### TASK:
Report how many lines in the listing below include the word "Sélectionner". Write nothing besides the number.

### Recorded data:
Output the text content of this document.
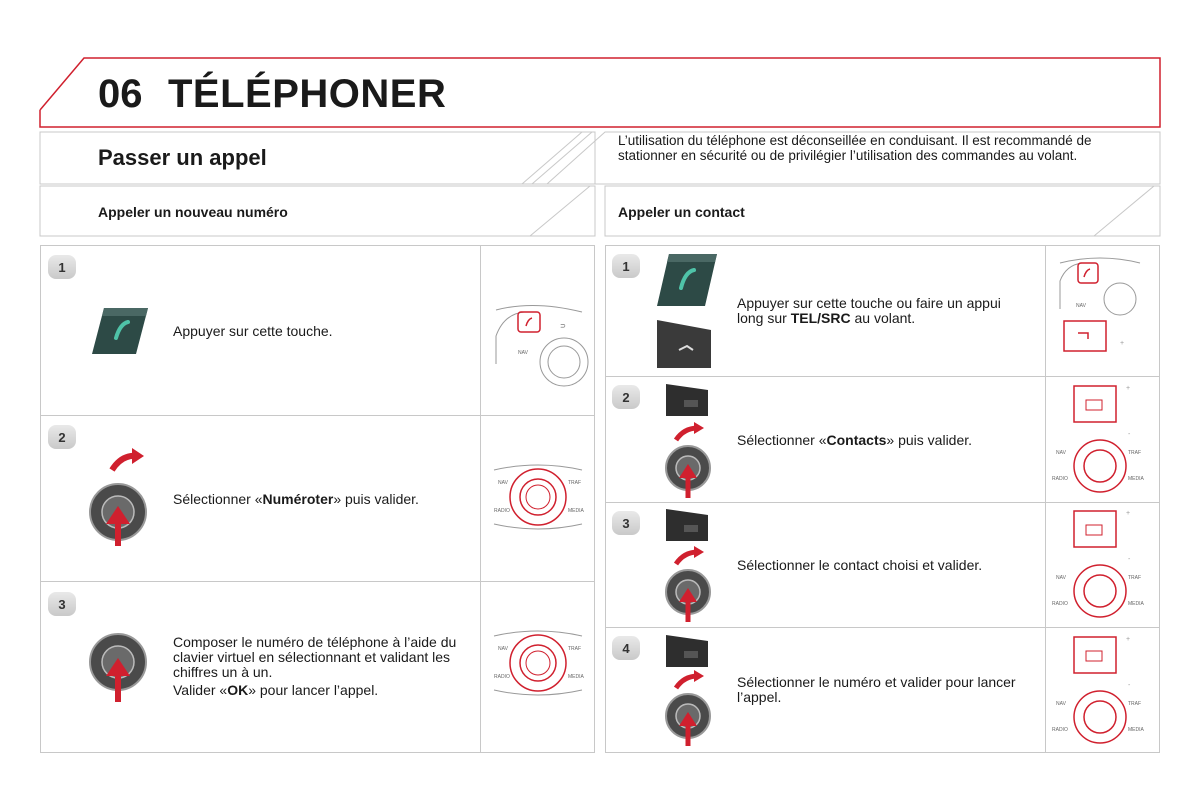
06 TÉLÉPHONER
Passer un appel
L’utilisation du téléphone est déconseillée en conduisant. Il est recommandé de stationner en sécurité ou de privilégier l’utilisation des commandes au volant.
Appeler un nouveau numéro	Appeler un contact
1
Appuyer sur cette touche.
NAV
⊃
2
Sélectionner «Numéroter» puis valider.
NAV	TRAF
RADIO	MEDIA
3
Composer le numéro de téléphone à l’aide du clavier virtuel en sélectionnant et validant les chiffres un à un.
Valider «OK» pour lancer l’appel.
NAV	TRAF
RADIO	MEDIA
1
Appuyer sur cette touche ou faire un appui long sur TEL/SRC au volant.
NAV
+
2
3
4
Sélectionner «Contacts» puis valider.
Sélectionner le contact choisi et valider.
Sélectionner le numéro et valider pour lancer l’appel.
+
-
NAV	TRAF
RADIO	MEDIA
+
-
NAV	TRAF
RADIO	MEDIA
+
-
NAV	TRAF
RADIO	MEDIA
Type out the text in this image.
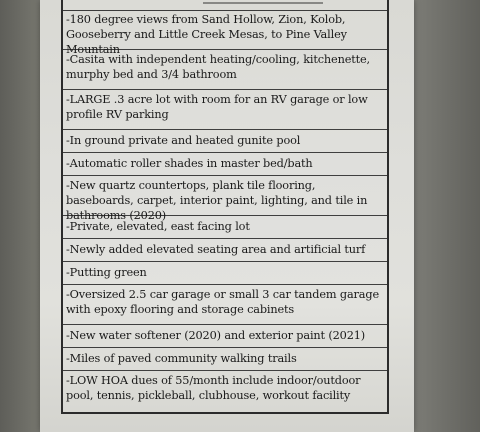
-180 degree views from Sand Hollow, Zion, Kolob, Gooseberry and Little Creek Mesas, to Pine Valley Mountain
-Casita with independent heating/cooling, kitchenette, murphy bed and 3/4 bathroom
-LARGE .3 acre lot with room for an RV garage or low profile RV parking
-In ground private and heated gunite pool
-Automatic roller shades in master bed/bath
-New quartz countertops, plank tile flooring, baseboards, carpet, interior paint, lighting, and tile in bathrooms (2020)
-Private, elevated, east facing lot
-Newly added elevated seating area and artificial turf
-Putting green
-Oversized 2.5 car garage or small 3 car tandem garage with epoxy flooring and storage cabinets
-New water softener (2020) and exterior paint (2021)
-Miles of paved community walking trails
-LOW HOA dues of 55/month include indoor/outdoor pool, tennis, pickleball, clubhouse, workout facility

### EXPECTED OUTPUT:
4